• **Directions**:
In the forum post about tuning the D5 engine, which head shim was kept in the engine after the ignition timing was advanced?

• **Reading passage**:
It's nice to know that you are so passionate about satisfying your customers. But it's hard because there are so many variables or possibilities involved here...and on top of that, there are going to be people complaining no matter what! That's just the nature of teh beast.

You just can't beat bang for the buck when it comes to STS engines.

G

Originally posted by dino.tw
By the way,this afternoon I went to track and tuning the D5 engine for a customer.Because he never tune it well and want to change a new one.I checked all the internal parts and found there is no any wrong.So I thought the problem is on tuning.I drove about 30km to the track and tuned the engine for him because I do care.Let me tall you what I do.

First I found his engine is easy to die out on low-mid revs.His car is LD3 with RDLogic pipe.As my experience with this RDLogic pipe for NTC3/LD3,I made the pressure-line about 27cm.It's better now but still easy to die out.

Then I rich the low-speed needle for cooling and tuning the 2-speed for him.Because its 2-speed is too fast and make him feel that there is no punch,so he leaned the low-speed needle very much.I make the low-speed needle about 5 turn out,and check his car carefully.I found his throttle can't open fully,asking him to adjust the radio system.Also put 2x o-rings under the fuel tank for him to reduce shock.Now the car was better and better,but when he stay for a while and full throttle suddenly the engine still die out.

The last step I decided to advance the ignition timing.I take out 0.2mm head shim,only keep the 0.3mm silver head shim.Well,everything is perfect now.It seems D5 requires lesser head shims.The engine is very fast(250F).Never die out no matter how he play and has stable idle.I can see the smile on his face now,but you know what?I'm happier than him.Your smile is mine smile.

Maybe I should fly to LA to tune the engines for you.My sister lives in Alhambra.

[Data items]

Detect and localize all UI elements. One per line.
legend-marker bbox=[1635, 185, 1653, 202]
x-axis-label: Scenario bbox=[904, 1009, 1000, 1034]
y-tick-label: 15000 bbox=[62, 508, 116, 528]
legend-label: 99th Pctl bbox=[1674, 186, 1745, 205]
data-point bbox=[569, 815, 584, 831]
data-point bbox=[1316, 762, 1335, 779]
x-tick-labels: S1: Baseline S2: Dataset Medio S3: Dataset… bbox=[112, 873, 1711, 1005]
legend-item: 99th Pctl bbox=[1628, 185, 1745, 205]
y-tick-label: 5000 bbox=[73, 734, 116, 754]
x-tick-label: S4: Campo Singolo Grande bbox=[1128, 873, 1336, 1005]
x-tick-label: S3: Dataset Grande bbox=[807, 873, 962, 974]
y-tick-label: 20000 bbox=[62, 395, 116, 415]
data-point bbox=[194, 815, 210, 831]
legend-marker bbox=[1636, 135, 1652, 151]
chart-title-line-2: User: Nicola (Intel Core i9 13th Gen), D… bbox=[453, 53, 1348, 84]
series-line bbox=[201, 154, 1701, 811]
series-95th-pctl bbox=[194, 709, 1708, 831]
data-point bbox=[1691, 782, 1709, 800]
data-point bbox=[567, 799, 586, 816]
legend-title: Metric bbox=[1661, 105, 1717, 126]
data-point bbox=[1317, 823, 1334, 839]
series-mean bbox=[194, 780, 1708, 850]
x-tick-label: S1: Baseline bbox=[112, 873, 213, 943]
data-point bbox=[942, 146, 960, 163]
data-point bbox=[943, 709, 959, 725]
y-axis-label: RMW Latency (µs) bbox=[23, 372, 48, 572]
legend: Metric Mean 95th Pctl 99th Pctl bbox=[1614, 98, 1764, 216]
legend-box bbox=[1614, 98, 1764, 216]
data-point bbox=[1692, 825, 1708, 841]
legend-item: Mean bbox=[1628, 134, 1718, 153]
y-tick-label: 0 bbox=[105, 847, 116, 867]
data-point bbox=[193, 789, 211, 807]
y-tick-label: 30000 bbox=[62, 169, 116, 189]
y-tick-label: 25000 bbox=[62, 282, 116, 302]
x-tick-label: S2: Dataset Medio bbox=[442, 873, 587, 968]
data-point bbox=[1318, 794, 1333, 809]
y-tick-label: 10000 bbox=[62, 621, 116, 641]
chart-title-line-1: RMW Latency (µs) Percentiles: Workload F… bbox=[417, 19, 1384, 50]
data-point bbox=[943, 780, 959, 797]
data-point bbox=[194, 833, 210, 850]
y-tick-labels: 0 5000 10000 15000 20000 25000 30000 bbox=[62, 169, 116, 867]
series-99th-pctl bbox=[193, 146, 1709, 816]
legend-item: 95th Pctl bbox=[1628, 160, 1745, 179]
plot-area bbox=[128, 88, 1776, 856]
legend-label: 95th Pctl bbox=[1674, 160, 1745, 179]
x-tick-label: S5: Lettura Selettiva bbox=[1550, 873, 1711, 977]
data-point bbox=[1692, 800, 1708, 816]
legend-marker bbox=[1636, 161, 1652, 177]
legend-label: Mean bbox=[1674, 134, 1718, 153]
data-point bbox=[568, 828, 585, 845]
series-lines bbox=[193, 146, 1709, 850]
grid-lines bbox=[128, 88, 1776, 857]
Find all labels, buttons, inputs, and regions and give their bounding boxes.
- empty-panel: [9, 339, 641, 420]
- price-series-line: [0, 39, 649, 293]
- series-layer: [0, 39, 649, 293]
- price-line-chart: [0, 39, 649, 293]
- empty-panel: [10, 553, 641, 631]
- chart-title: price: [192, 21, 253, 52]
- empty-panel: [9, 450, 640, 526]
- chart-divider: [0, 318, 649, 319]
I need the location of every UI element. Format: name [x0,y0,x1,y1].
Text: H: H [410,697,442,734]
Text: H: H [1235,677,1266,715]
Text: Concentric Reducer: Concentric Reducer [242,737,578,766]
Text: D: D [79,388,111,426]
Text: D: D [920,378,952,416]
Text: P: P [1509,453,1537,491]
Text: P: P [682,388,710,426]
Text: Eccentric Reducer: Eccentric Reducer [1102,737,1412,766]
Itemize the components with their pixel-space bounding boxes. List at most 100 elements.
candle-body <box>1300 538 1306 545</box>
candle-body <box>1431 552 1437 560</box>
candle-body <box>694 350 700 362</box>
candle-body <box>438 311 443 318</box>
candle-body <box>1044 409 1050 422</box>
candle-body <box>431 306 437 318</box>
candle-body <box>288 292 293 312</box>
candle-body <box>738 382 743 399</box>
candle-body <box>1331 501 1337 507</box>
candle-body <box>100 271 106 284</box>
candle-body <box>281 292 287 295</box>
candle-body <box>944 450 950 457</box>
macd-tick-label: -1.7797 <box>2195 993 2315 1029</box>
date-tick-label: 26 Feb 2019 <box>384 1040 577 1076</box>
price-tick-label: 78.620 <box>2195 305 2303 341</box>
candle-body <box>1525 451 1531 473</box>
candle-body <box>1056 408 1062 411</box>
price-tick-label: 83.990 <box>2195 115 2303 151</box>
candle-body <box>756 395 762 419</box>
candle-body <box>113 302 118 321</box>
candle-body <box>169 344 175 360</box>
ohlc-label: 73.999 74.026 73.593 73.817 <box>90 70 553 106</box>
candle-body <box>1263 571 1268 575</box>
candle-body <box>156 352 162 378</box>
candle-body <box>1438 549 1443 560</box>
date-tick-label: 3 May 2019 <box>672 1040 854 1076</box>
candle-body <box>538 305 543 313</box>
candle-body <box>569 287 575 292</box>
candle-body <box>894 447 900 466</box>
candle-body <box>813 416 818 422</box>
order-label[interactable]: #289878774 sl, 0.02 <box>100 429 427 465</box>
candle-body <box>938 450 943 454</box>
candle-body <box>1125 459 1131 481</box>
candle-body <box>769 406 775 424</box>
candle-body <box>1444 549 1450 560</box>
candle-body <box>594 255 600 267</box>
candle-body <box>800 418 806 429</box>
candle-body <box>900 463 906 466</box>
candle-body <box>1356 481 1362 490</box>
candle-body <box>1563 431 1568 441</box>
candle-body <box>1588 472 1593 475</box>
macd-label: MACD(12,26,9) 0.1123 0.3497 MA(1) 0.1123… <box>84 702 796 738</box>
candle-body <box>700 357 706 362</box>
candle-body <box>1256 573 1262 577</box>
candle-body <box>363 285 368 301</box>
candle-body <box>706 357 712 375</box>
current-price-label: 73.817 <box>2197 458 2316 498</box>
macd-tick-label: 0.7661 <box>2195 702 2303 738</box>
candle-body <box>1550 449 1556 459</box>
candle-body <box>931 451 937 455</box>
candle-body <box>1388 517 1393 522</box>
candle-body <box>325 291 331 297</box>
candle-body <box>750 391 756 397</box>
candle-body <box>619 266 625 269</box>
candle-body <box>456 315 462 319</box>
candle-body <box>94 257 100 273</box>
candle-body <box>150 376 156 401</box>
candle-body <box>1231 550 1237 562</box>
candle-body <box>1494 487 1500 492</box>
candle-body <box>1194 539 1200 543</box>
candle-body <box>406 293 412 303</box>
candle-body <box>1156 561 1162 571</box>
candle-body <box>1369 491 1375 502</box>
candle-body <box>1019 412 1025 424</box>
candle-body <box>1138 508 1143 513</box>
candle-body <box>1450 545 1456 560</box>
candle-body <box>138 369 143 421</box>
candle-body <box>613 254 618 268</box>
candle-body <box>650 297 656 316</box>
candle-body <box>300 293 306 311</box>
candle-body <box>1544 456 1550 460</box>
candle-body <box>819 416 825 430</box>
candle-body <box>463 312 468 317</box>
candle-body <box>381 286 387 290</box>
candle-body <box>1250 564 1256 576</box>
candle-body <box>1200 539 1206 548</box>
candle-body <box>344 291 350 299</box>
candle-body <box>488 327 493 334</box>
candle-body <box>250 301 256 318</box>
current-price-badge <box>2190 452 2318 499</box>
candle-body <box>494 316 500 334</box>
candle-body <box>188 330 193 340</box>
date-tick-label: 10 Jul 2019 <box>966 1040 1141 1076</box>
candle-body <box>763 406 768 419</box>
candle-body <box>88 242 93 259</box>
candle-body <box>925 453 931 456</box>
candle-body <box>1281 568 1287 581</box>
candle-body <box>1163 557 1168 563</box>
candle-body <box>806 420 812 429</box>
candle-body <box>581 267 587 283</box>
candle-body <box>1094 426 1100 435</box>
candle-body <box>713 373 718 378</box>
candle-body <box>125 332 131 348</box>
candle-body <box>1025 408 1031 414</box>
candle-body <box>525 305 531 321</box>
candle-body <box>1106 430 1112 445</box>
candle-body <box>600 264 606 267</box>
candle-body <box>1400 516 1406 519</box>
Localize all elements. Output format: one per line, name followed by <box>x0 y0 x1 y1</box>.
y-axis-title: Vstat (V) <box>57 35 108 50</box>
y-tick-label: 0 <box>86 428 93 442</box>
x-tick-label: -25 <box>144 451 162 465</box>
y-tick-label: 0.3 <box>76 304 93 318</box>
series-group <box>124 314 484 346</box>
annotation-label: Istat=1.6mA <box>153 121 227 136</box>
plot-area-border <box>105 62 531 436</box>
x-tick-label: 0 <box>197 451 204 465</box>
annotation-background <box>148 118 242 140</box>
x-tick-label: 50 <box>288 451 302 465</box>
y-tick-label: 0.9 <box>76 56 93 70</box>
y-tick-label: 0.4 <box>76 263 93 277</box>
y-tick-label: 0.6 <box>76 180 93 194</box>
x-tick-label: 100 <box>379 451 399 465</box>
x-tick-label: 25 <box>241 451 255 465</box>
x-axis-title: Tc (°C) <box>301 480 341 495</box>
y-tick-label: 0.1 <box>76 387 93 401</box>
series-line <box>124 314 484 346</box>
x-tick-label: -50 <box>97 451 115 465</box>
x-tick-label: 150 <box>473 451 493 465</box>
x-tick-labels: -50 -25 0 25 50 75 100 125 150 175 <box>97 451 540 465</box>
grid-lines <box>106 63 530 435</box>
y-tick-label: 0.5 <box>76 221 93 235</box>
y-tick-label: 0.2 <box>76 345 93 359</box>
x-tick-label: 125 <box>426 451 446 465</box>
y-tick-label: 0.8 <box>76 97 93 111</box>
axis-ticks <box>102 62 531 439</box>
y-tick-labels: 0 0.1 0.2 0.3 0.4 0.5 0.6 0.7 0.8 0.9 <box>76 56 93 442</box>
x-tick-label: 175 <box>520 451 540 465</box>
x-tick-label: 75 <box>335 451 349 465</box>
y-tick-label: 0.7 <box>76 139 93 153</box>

• **Exercise response**:
The 0.3mm silver head shim.